**Records supplied**
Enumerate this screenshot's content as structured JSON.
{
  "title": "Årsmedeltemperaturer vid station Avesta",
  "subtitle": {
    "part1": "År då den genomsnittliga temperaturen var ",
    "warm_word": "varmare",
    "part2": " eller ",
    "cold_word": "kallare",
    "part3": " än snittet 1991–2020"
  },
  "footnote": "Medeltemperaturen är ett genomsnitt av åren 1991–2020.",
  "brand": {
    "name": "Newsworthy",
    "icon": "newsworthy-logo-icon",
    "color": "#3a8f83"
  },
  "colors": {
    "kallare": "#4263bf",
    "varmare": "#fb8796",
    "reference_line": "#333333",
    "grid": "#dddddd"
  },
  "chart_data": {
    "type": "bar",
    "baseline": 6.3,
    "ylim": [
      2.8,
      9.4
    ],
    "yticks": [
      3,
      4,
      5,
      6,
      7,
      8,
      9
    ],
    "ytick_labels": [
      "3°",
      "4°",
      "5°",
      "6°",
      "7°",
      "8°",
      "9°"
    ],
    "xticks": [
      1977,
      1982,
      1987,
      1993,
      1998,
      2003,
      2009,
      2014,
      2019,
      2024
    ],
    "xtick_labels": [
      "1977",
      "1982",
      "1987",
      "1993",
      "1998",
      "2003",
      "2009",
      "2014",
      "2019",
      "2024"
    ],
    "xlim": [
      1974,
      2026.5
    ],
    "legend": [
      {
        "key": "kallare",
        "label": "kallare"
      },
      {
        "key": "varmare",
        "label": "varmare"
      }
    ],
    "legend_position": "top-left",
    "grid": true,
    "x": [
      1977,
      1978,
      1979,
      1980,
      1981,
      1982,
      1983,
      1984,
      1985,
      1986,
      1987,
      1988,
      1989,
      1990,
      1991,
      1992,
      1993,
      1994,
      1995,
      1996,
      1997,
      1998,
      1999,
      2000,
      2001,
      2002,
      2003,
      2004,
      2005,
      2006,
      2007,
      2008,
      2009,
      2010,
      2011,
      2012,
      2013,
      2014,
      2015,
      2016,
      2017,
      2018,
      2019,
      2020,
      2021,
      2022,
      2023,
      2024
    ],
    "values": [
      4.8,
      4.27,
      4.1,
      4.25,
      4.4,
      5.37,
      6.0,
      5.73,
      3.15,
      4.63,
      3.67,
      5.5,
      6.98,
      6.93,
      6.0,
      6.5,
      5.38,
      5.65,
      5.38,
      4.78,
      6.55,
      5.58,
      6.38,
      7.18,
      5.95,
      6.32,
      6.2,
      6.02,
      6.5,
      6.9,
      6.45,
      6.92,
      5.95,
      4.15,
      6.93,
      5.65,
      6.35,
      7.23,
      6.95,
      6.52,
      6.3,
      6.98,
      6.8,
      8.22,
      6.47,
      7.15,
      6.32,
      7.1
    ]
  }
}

**Work order**
Please transcribe the listing in full. Keep each line exact.

**Written solution**
Enumerate this screenshot's content as structured JSON.
{
  "title": "Årsmedeltemperaturer vid station Avesta",
  "subtitle": {
    "part1": "År då den genomsnittliga temperaturen var ",
    "warm_word": "varmare",
    "part2": " eller ",
    "cold_word": "kallare",
    "part3": " än snittet 1991–2020"
  },
  "footnote": "Medeltemperaturen är ett genomsnitt av åren 1991–2020.",
  "brand": {
    "name": "Newsworthy",
    "icon": "newsworthy-logo-icon",
    "color": "#3a8f83"
  },
  "colors": {
    "kallare": "#4263bf",
    "varmare": "#fb8796",
    "reference_line": "#333333",
    "grid": "#dddddd"
  },
  "chart_data": {
    "type": "bar",
    "baseline": 6.3,
    "ylim": [
      2.8,
      9.4
    ],
    "yticks": [
      3,
      4,
      5,
      6,
      7,
      8,
      9
    ],
    "ytick_labels": [
      "3°",
      "4°",
      "5°",
      "6°",
      "7°",
      "8°",
      "9°"
    ],
    "xticks": [
      1977,
      1982,
      1987,
      1993,
      1998,
      2003,
      2009,
      2014,
      2019,
      2024
    ],
    "xtick_labels": [
      "1977",
      "1982",
      "1987",
      "1993",
      "1998",
      "2003",
      "2009",
      "2014",
      "2019",
      "2024"
    ],
    "xlim": [
      1974,
      2026.5
    ],
    "legend": [
      {
        "key": "kallare",
        "label": "kallare"
      },
      {
        "key": "varmare",
        "label": "varmare"
      }
    ],
    "legend_position": "top-left",
    "grid": true,
    "x": [
      1977,
      1978,
      1979,
      1980,
      1981,
      1982,
      1983,
      1984,
      1985,
      1986,
      1987,
      1988,
      1989,
      1990,
      1991,
      1992,
      1993,
      1994,
      1995,
      1996,
      1997,
      1998,
      1999,
      2000,
      2001,
      2002,
      2003,
      2004,
      2005,
      2006,
      2007,
      2008,
      2009,
      2010,
      2011,
      2012,
      2013,
      2014,
      2015,
      2016,
      2017,
      2018,
      2019,
      2020,
      2021,
      2022,
      2023,
      2024
    ],
    "values": [
      4.8,
      4.27,
      4.1,
      4.25,
      4.4,
      5.37,
      6.0,
      5.73,
      3.15,
      4.63,
      3.67,
      5.5,
      6.98,
      6.93,
      6.0,
      6.5,
      5.38,
      5.65,
      5.38,
      4.78,
      6.55,
      5.58,
      6.38,
      7.18,
      5.95,
      6.32,
      6.2,
      6.02,
      6.5,
      6.9,
      6.45,
      6.92,
      5.95,
      4.15,
      6.93,
      5.65,
      6.35,
      7.23,
      6.95,
      6.52,
      6.3,
      6.98,
      6.8,
      8.22,
      6.47,
      7.15,
      6.32,
      7.1
    ]
  }
}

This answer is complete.